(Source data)
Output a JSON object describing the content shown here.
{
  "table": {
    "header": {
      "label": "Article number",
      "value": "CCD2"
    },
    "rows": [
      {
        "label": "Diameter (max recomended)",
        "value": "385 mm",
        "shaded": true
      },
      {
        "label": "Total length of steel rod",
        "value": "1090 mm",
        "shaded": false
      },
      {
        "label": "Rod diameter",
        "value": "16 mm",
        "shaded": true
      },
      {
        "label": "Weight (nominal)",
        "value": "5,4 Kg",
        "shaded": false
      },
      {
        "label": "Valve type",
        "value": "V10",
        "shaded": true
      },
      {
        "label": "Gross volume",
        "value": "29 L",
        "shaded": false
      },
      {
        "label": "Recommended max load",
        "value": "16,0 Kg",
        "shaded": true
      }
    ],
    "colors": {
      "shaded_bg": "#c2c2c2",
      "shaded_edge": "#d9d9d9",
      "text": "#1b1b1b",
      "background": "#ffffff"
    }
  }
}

## Aim of the task
The whole listing above needs to be written out again exactly.

## Response
Output a JSON object describing the content shown here.
{
  "table": {
    "header": {
      "label": "Article number",
      "value": "CCD2"
    },
    "rows": [
      {
        "label": "Diameter (max recomended)",
        "value": "385 mm",
        "shaded": true
      },
      {
        "label": "Total length of steel rod",
        "value": "1090 mm",
        "shaded": false
      },
      {
        "label": "Rod diameter",
        "value": "16 mm",
        "shaded": true
      },
      {
        "label": "Weight (nominal)",
        "value": "5,4 Kg",
        "shaded": false
      },
      {
        "label": "Valve type",
        "value": "V10",
        "shaded": true
      },
      {
        "label": "Gross volume",
        "value": "29 L",
        "shaded": false
      },
      {
        "label": "Recommended max load",
        "value": "16,0 Kg",
        "shaded": true
      }
    ],
    "colors": {
      "shaded_bg": "#c2c2c2",
      "shaded_edge": "#d9d9d9",
      "text": "#1b1b1b",
      "background": "#ffffff"
    }
  }
}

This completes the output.